Leave out the pictures and return every entry exactly as it appears.

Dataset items

==============================

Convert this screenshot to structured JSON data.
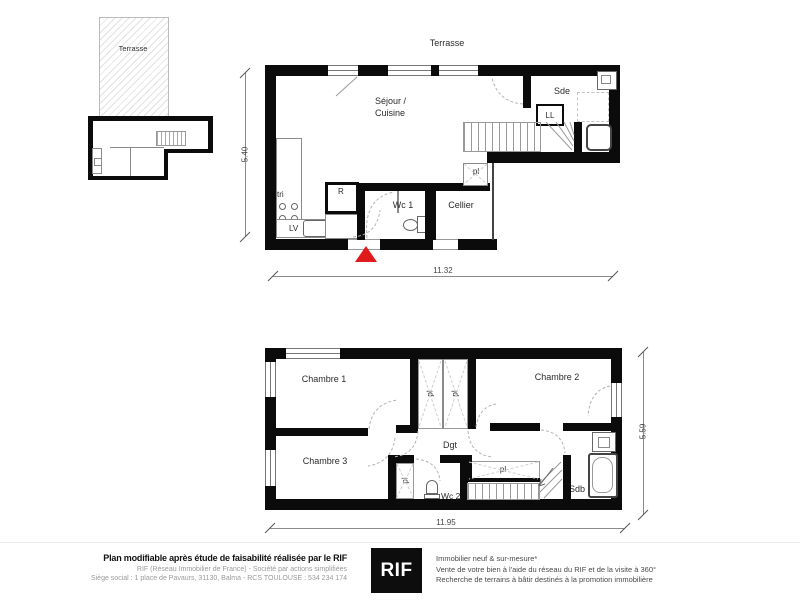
{
  "colors": {
    "wall": "#0b0b0b",
    "accent_red": "#e11b1b",
    "logo_bg": "#0d0d0d",
    "line_gray": "#8a8a8a"
  },
  "mini_plan": {
    "terrace_label": "Terrasse"
  },
  "ground_floor": {
    "terrace_label": "Terrasse",
    "room_sejour_line1": "Séjour /",
    "room_sejour_line2": "Cuisine",
    "room_sde": "Sde",
    "room_wc1": "Wc 1",
    "room_cellier": "Cellier",
    "label_ll": "LL",
    "label_pl": "pl",
    "label_tri": "tri",
    "label_r": "R",
    "label_lv": "LV",
    "dim_width_m": "11.32",
    "dim_height_m": "5.40"
  },
  "first_floor": {
    "room_chambre1": "Chambre 1",
    "room_chambre2": "Chambre 2",
    "room_chambre3": "Chambre 3",
    "room_dgt": "Dgt",
    "room_wc2": "Wc 2",
    "room_sdb": "Sdb",
    "label_pl": "pl",
    "dim_width_m": "11.95",
    "dim_height_m": "5.59"
  },
  "footer": {
    "disclaimer": "Plan modifiable après étude de faisabilité réalisée par le RIF",
    "company_line1": "RIF (Réseau Immobilier de France) - Société par actions simplifiées",
    "company_line2": "Siège social : 1 place de Pavaurs, 31130, Balma - RCS TOULOUSE : 534 234 174",
    "logo_text": "RIF",
    "tagline_line1": "Immobilier neuf & sur-mesure*",
    "tagline_line2": "Vente de votre bien à l'aide du réseau du RIF et de la visite à 360°",
    "tagline_line3": "Recherche de terrains à bâtir destinés à la promotion immobilière"
  }
}
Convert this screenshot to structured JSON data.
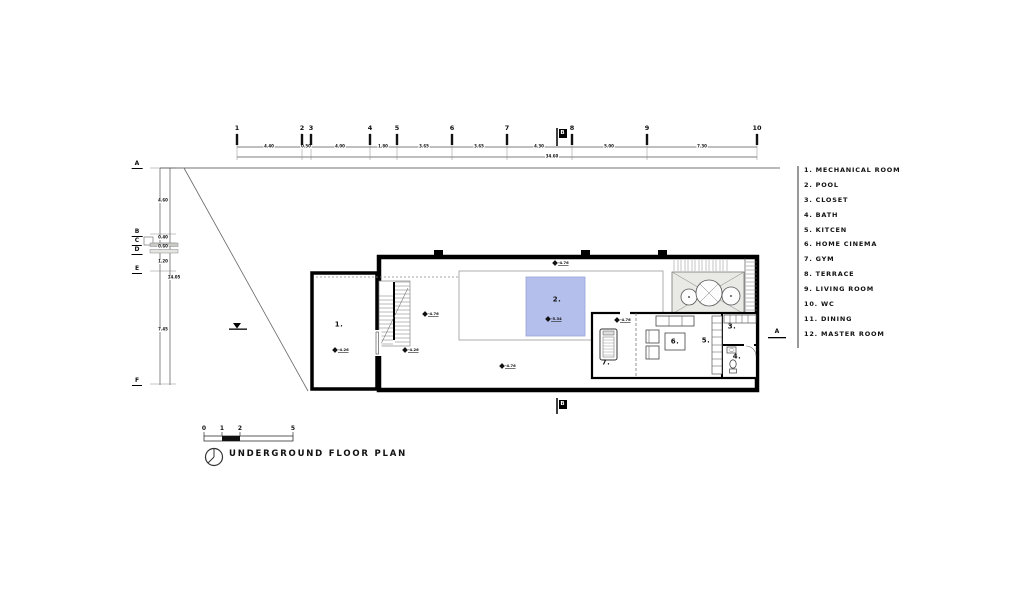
{
  "title": "UNDERGROUND FLOOR PLAN",
  "legend": {
    "items": [
      {
        "text": "1. MECHANICAL ROOM"
      },
      {
        "text": "2. POOL"
      },
      {
        "text": "3. CLOSET"
      },
      {
        "text": "4. BATH"
      },
      {
        "text": "5. KITCEN"
      },
      {
        "text": "6. HOME CINEMA"
      },
      {
        "text": "7. GYM"
      },
      {
        "text": "8. TERRACE"
      },
      {
        "text": "9. LIVING ROOM"
      },
      {
        "text": "10. WC"
      },
      {
        "text": "11. DINING"
      },
      {
        "text": "12. MASTER ROOM"
      }
    ]
  },
  "grid_top": {
    "numbers": [
      "1",
      "2",
      "3",
      "4",
      "5",
      "6",
      "7",
      "8",
      "9",
      "10"
    ],
    "dims": [
      "4.40",
      "0.50",
      "4.00",
      "1.80",
      "3.65",
      "3.65",
      "4.30",
      "5.00",
      "7.30"
    ],
    "total": "34.60"
  },
  "grid_left": {
    "letters": [
      "A",
      "B",
      "C",
      "D",
      "E",
      "F"
    ],
    "dims": [
      "4.60",
      "0.40",
      "0.60",
      "1.20",
      "7.45"
    ],
    "total": "14.05"
  },
  "sections": {
    "top": "B",
    "bottom": "B",
    "right": "A"
  },
  "rooms": [
    {
      "label": "1."
    },
    {
      "label": "2."
    },
    {
      "label": "3."
    },
    {
      "label": "4."
    },
    {
      "label": "5."
    },
    {
      "label": "6."
    },
    {
      "label": "7."
    }
  ],
  "levels": [
    {
      "value": "-4.26"
    },
    {
      "value": "-4.26"
    },
    {
      "value": "-4.76"
    },
    {
      "value": "-4.76"
    },
    {
      "value": "-4.76"
    },
    {
      "value": "-4.76"
    },
    {
      "value": "-5.34"
    }
  ],
  "scalebar": {
    "labels": [
      "0",
      "1",
      "2",
      "5"
    ]
  },
  "colors": {
    "pool": "#b5bfec",
    "equipment_pad": "#e9e9e6",
    "wall": "#000000"
  }
}
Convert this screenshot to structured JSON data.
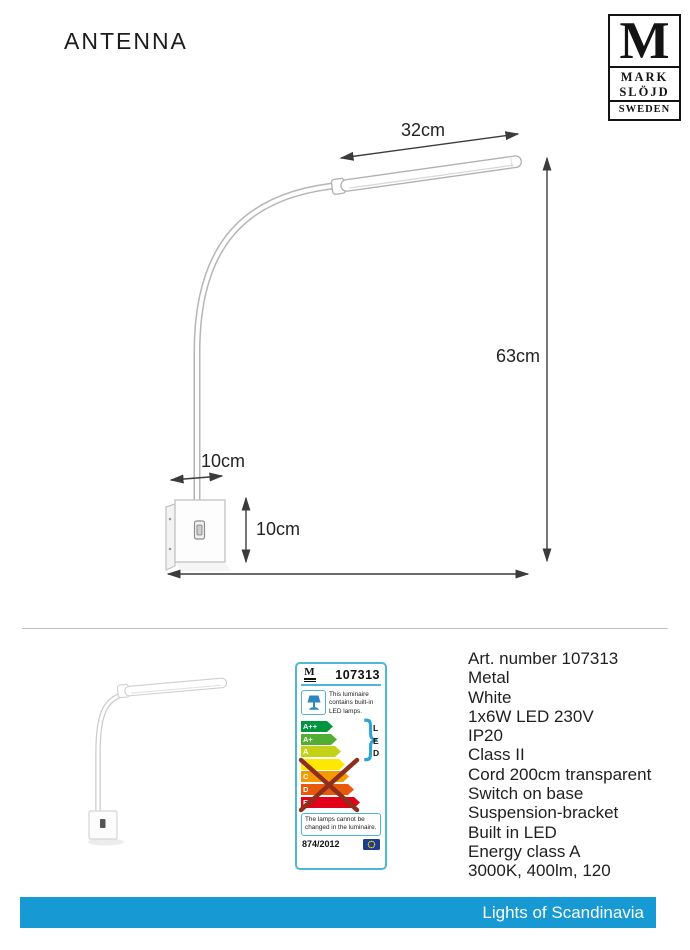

==============================

RESPONSE
Convert this screenshot to structured JSON data.
{
  "colors": {
    "wall": "#0b0b0b",
    "accent_red": "#e11b1b",
    "logo_bg": "#0d0d0d",
    "line_gray": "#8a8a8a"
  },
  "mini_plan": {
    "terrace_label": "Terrasse"
  },
  "ground_floor": {
    "terrace_label": "Terrasse",
    "room_sejour_line1": "Séjour /",
    "room_sejour_line2": "Cuisine",
    "room_sde": "Sde",
    "room_wc1": "Wc 1",
    "room_cellier": "Cellier",
    "label_ll": "LL",
    "label_pl": "pl",
    "label_tri": "tri",
    "label_r": "R",
    "label_lv": "LV",
    "dim_width_m": "11.32",
    "dim_height_m": "5.40"
  },
  "first_floor": {
    "room_chambre1": "Chambre 1",
    "room_chambre2": "Chambre 2",
    "room_chambre3": "Chambre 3",
    "room_dgt": "Dgt",
    "room_wc2": "Wc 2",
    "room_sdb": "Sdb",
    "label_pl": "pl",
    "dim_width_m": "11.95",
    "dim_height_m": "5.59"
  },
  "footer": {
    "disclaimer": "Plan modifiable après étude de faisabilité réalisée par le RIF",
    "company_line1": "RIF (Réseau Immobilier de France) - Société par actions simplifiées",
    "company_line2": "Siège social : 1 place de Pavaurs, 31130, Balma - RCS TOULOUSE : 534 234 174",
    "logo_text": "RIF",
    "tagline_line1": "Immobilier neuf & sur-mesure*",
    "tagline_line2": "Vente de votre bien à l'aide du réseau du RIF et de la visite à 360°",
    "tagline_line3": "Recherche de terrains à bâtir destinés à la promotion immobilière"
  }
}
Convert this screenshot to structured JSON data.
{
  "title": "UNDERGROUND FLOOR PLAN",
  "legend": {
    "items": [
      {
        "text": "1. MECHANICAL ROOM"
      },
      {
        "text": "2. POOL"
      },
      {
        "text": "3. CLOSET"
      },
      {
        "text": "4. BATH"
      },
      {
        "text": "5. KITCEN"
      },
      {
        "text": "6. HOME CINEMA"
      },
      {
        "text": "7. GYM"
      },
      {
        "text": "8. TERRACE"
      },
      {
        "text": "9. LIVING ROOM"
      },
      {
        "text": "10. WC"
      },
      {
        "text": "11. DINING"
      },
      {
        "text": "12. MASTER ROOM"
      }
    ]
  },
  "grid_top": {
    "numbers": [
      "1",
      "2",
      "3",
      "4",
      "5",
      "6",
      "7",
      "8",
      "9",
      "10"
    ],
    "dims": [
      "4.40",
      "0.50",
      "4.00",
      "1.80",
      "3.65",
      "3.65",
      "4.30",
      "5.00",
      "7.30"
    ],
    "total": "34.60"
  },
  "grid_left": {
    "letters": [
      "A",
      "B",
      "C",
      "D",
      "E",
      "F"
    ],
    "dims": [
      "4.60",
      "0.40",
      "0.60",
      "1.20",
      "7.45"
    ],
    "total": "14.05"
  },
  "sections": {
    "top": "B",
    "bottom": "B",
    "right": "A"
  },
  "rooms": [
    {
      "label": "1."
    },
    {
      "label": "2."
    },
    {
      "label": "3."
    },
    {
      "label": "4."
    },
    {
      "label": "5."
    },
    {
      "label": "6."
    },
    {
      "label": "7."
    }
  ],
  "levels": [
    {
      "value": "-4.26"
    },
    {
      "value": "-4.26"
    },
    {
      "value": "-4.76"
    },
    {
      "value": "-4.76"
    },
    {
      "value": "-4.76"
    },
    {
      "value": "-4.76"
    },
    {
      "value": "-5.34"
    }
  ],
  "scalebar": {
    "labels": [
      "0",
      "1",
      "2",
      "5"
    ]
  },
  "colors": {
    "pool": "#b5bfec",
    "equipment_pad": "#e9e9e6",
    "wall": "#000000"
  }
}
Convert this screenshot to structured JSON data.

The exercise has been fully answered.